| DATA TO USE |

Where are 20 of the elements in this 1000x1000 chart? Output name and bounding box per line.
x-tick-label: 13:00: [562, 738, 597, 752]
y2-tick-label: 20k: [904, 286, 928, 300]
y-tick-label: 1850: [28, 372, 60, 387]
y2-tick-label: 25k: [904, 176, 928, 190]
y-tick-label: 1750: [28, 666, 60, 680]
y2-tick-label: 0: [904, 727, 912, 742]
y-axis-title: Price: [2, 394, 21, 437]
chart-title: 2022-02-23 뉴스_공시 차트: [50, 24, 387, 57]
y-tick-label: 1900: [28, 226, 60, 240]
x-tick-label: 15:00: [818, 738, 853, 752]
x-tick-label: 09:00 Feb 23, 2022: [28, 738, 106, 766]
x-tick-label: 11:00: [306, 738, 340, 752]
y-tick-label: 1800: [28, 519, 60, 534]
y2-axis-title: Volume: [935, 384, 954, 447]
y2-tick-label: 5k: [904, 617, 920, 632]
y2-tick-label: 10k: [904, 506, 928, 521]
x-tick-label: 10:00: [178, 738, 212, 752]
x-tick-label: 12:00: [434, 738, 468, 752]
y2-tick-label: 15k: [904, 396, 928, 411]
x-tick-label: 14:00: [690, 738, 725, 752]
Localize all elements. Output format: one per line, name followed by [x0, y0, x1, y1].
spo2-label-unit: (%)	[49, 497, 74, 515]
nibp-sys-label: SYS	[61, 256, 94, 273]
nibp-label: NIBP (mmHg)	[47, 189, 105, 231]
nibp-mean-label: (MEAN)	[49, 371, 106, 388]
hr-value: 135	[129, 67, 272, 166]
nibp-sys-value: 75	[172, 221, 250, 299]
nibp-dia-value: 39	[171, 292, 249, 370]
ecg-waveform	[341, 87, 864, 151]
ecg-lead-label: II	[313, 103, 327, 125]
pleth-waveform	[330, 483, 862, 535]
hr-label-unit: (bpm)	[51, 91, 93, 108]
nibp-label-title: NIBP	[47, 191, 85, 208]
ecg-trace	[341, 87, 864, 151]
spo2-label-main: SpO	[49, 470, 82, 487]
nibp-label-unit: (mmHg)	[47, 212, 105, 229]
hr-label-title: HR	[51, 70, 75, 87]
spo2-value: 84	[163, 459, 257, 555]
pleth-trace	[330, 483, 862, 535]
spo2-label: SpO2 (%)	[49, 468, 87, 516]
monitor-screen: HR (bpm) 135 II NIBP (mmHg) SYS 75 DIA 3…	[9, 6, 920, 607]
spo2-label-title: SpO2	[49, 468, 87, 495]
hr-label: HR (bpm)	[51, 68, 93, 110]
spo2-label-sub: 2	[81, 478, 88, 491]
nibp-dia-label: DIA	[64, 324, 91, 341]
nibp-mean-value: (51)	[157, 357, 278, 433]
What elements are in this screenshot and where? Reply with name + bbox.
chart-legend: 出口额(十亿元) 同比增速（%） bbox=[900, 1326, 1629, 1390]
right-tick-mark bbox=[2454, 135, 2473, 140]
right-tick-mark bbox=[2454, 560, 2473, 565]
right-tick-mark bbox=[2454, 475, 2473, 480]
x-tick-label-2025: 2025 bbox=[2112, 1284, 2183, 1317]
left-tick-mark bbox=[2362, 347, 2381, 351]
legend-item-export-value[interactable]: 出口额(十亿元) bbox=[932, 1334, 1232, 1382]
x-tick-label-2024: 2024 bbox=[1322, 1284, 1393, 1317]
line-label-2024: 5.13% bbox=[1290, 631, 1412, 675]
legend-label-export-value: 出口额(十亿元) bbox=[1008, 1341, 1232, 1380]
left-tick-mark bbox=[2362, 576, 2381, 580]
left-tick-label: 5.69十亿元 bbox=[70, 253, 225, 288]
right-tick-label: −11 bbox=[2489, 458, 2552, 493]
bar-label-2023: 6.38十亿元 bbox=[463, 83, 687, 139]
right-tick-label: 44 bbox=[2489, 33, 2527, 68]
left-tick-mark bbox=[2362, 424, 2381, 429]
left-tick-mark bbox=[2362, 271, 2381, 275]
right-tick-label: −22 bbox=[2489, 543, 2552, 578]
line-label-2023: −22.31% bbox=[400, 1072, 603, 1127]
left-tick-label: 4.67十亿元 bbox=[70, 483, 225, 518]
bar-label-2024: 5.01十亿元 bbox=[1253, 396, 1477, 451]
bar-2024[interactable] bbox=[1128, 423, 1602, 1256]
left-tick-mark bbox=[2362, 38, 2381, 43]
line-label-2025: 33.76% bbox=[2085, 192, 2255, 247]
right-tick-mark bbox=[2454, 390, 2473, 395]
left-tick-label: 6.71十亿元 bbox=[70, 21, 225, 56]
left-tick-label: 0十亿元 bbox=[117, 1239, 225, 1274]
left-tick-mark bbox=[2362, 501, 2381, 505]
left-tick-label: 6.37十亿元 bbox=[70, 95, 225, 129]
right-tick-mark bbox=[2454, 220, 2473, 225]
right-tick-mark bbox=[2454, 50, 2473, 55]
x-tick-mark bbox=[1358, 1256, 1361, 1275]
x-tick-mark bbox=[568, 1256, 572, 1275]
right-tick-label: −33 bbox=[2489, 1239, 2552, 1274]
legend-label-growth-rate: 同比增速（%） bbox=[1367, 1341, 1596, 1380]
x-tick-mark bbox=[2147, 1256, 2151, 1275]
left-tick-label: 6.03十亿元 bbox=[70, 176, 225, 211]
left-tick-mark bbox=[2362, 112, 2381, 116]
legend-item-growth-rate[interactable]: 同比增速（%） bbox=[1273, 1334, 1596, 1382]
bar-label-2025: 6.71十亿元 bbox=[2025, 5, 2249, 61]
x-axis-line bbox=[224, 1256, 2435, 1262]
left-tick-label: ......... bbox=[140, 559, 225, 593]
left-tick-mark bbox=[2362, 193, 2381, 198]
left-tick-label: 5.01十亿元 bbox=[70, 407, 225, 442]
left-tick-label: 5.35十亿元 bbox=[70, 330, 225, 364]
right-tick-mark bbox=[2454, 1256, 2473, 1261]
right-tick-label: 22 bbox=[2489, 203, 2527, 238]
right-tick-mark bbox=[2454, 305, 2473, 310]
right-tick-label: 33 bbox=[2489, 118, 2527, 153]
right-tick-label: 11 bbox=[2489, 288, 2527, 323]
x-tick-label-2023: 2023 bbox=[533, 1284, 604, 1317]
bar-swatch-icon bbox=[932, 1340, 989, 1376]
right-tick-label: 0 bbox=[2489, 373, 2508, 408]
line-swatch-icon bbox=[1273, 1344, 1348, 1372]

| EXERCISE |
Rename every occurrence of "right-tick-mark" to "right-axis-tick" in the records from their start up to and including the line containing "x-tick-label-2025: 2025 bbox=[2112, 1284, 2183, 1317]", and leave all other text unchanged. Provide only those lines.

| RESPONSE TO THE EXERCISE |
Where are 20 of the elements in this 1000x1000 chart? Output name and bounding box per line.
x-tick-label: 13:00: [562, 738, 597, 752]
y2-tick-label: 20k: [904, 286, 928, 300]
y-tick-label: 1850: [28, 372, 60, 387]
y2-tick-label: 25k: [904, 176, 928, 190]
y-tick-label: 1750: [28, 666, 60, 680]
y2-tick-label: 0: [904, 727, 912, 742]
y-axis-title: Price: [2, 394, 21, 437]
chart-title: 2022-02-23 뉴스_공시 차트: [50, 24, 387, 57]
y-tick-label: 1900: [28, 226, 60, 240]
x-tick-label: 15:00: [818, 738, 853, 752]
x-tick-label: 09:00 Feb 23, 2022: [28, 738, 106, 766]
x-tick-label: 11:00: [306, 738, 340, 752]
y-tick-label: 1800: [28, 519, 60, 534]
y2-axis-title: Volume: [935, 384, 954, 447]
y2-tick-label: 5k: [904, 617, 920, 632]
y2-tick-label: 10k: [904, 506, 928, 521]
x-tick-label: 10:00: [178, 738, 212, 752]
x-tick-label: 12:00: [434, 738, 468, 752]
y2-tick-label: 15k: [904, 396, 928, 411]
x-tick-label: 14:00: [690, 738, 725, 752]
Localize all elements. Output format: one per line, name followed by [x0, y0, x1, y1].
spo2-label-unit: (%)	[49, 497, 74, 515]
nibp-sys-label: SYS	[61, 256, 94, 273]
nibp-label: NIBP (mmHg)	[47, 189, 105, 231]
nibp-mean-label: (MEAN)	[49, 371, 106, 388]
hr-value: 135	[129, 67, 272, 166]
nibp-sys-value: 75	[172, 221, 250, 299]
nibp-dia-value: 39	[171, 292, 249, 370]
ecg-waveform	[341, 87, 864, 151]
ecg-lead-label: II	[313, 103, 327, 125]
pleth-waveform	[330, 483, 862, 535]
hr-label-unit: (bpm)	[51, 91, 93, 108]
nibp-label-title: NIBP	[47, 191, 85, 208]
ecg-trace	[341, 87, 864, 151]
spo2-label-main: SpO	[49, 470, 82, 487]
nibp-label-unit: (mmHg)	[47, 212, 105, 229]
hr-label-title: HR	[51, 70, 75, 87]
spo2-value: 84	[163, 459, 257, 555]
pleth-trace	[330, 483, 862, 535]
spo2-label: SpO2 (%)	[49, 468, 87, 516]
monitor-screen: HR (bpm) 135 II NIBP (mmHg) SYS 75 DIA 3…	[9, 6, 920, 607]
spo2-label-title: SpO2	[49, 468, 87, 495]
hr-label: HR (bpm)	[51, 68, 93, 110]
spo2-label-sub: 2	[81, 478, 88, 491]
nibp-dia-label: DIA	[64, 324, 91, 341]
nibp-mean-value: (51)	[157, 357, 278, 433]
What elements are in this screenshot and where? Reply with name + bbox.
chart-legend: 出口额(十亿元) 同比增速（%） bbox=[900, 1326, 1629, 1390]
right-axis-tick bbox=[2454, 135, 2473, 140]
right-axis-tick bbox=[2454, 560, 2473, 565]
right-axis-tick bbox=[2454, 475, 2473, 480]
x-tick-label-2025: 2025 bbox=[2112, 1284, 2183, 1317]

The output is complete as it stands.